Chart and figure data:
/---
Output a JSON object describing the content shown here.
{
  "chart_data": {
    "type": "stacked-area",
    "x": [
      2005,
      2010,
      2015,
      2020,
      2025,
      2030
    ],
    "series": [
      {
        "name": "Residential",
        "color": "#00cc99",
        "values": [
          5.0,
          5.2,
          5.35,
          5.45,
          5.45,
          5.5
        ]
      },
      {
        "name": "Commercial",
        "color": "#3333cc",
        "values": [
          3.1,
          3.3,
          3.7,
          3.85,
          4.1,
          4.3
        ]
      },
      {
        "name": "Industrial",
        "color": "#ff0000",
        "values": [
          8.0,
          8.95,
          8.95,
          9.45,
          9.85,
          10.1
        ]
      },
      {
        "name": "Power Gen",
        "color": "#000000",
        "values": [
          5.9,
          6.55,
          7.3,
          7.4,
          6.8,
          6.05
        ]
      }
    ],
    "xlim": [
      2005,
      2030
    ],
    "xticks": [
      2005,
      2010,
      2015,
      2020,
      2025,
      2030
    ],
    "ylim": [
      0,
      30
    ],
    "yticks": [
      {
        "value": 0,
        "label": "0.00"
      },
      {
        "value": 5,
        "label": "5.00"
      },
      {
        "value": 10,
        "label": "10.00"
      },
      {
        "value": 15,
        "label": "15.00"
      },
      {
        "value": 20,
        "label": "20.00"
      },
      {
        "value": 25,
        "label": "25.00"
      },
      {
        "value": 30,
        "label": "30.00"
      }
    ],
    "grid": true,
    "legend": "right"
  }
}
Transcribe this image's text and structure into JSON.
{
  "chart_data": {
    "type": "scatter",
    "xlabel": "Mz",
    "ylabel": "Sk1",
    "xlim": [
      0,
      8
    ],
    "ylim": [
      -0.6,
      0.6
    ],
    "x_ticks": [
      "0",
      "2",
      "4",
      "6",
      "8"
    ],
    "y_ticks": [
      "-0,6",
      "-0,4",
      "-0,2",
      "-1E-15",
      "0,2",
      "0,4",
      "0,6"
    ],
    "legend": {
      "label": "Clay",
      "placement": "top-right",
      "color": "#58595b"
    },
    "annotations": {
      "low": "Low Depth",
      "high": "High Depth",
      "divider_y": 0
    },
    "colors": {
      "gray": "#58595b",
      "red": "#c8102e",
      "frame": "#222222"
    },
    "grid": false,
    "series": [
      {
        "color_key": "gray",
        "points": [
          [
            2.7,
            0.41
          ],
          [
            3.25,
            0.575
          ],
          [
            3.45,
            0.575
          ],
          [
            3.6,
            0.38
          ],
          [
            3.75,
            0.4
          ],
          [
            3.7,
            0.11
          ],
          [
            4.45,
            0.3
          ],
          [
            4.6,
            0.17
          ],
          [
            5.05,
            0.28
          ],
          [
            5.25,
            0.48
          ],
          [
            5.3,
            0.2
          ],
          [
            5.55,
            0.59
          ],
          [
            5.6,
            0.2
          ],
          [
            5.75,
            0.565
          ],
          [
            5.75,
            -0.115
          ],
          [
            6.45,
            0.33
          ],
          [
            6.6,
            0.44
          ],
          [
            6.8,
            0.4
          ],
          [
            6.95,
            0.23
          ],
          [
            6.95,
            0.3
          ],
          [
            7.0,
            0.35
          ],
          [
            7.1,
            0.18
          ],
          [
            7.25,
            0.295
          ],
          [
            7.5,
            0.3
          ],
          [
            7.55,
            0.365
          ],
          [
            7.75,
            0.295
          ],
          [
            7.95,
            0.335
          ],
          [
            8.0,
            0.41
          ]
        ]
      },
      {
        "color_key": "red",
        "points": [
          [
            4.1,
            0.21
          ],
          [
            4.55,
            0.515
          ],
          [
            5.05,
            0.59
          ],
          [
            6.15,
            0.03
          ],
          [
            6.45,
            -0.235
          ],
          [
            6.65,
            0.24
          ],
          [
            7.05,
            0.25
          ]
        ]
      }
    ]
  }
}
\---
* **Required work**:
What is the number of lines in the records that contain the string "name"? Give only that number.

* **The reply**:
4